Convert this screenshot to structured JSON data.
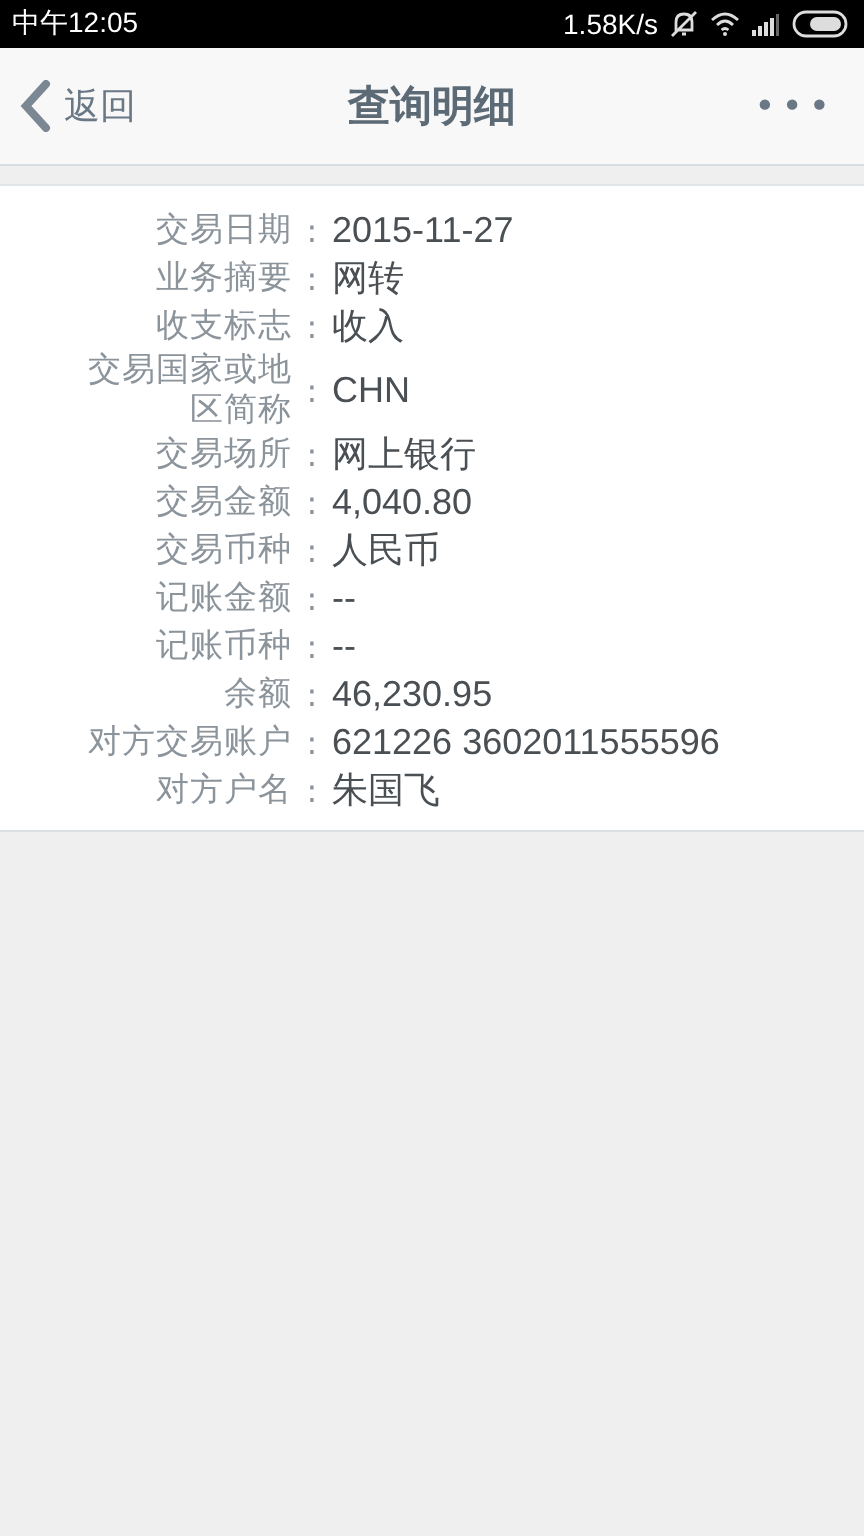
{
  "status_bar": {
    "time": "中午12:05",
    "speed": "1.58K/s"
  },
  "nav": {
    "back": "返回",
    "title": "查询明细",
    "more": "•••"
  },
  "details": [
    {
      "label": "交易日期",
      "separator": ":",
      "value": "2015-11-27"
    },
    {
      "label": "业务摘要",
      "separator": ":",
      "value": "网转"
    },
    {
      "label": "收支标志",
      "separator": ":",
      "value": "收入"
    },
    {
      "label": "交易国家或地区简称",
      "separator": ":",
      "value": "CHN"
    },
    {
      "label": "交易场所",
      "separator": ":",
      "value": "网上银行"
    },
    {
      "label": "交易金额",
      "separator": ":",
      "value": "4,040.80"
    },
    {
      "label": "交易币种",
      "separator": ":",
      "value": "人民币"
    },
    {
      "label": "记账金额",
      "separator": ":",
      "value": "--"
    },
    {
      "label": "记账币种",
      "separator": ":",
      "value": "--"
    },
    {
      "label": "余额",
      "separator": ":",
      "value": "46,230.95"
    },
    {
      "label": "对方交易账户",
      "separator": ":",
      "value": "621226 3602011555596"
    },
    {
      "label": "对方户名",
      "separator": ":",
      "value": "朱国飞"
    }
  ]
}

## Problem to work on
Display every line of the listing that contains the string "label".

## Full solution
      "label": "交易日期",
      "label": "业务摘要",
      "label": "收支标志",
      "label": "交易国家或地区简称",
      "label": "交易场所",
      "label": "交易金额",
      "label": "交易币种",
      "label": "记账金额",
      "label": "记账币种",
      "label": "余额",
      "label": "对方交易账户",
      "label": "对方户名",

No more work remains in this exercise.